* _Exercise instructions_
Locate the lines where "text" occurs and copy them as they stand.

* _Stored data_
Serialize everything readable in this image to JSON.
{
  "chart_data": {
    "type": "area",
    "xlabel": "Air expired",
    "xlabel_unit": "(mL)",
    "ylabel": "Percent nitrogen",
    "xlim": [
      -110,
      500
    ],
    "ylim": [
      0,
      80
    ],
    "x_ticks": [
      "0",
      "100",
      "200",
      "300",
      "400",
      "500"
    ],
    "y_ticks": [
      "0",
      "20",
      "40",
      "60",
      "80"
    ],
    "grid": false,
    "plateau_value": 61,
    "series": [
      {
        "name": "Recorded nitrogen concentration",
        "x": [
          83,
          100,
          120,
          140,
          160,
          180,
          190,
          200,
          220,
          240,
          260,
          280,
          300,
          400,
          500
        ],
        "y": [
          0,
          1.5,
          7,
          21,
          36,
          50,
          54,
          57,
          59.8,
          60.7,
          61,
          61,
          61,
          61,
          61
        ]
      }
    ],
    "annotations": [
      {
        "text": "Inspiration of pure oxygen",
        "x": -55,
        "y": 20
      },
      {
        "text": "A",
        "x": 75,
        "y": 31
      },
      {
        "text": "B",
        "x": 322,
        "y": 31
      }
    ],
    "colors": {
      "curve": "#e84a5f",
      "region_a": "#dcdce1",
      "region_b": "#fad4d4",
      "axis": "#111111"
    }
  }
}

* _Answer to the problem_
        "text": "Inspiration of pure oxygen",
        "text": "A",
        "text": "B",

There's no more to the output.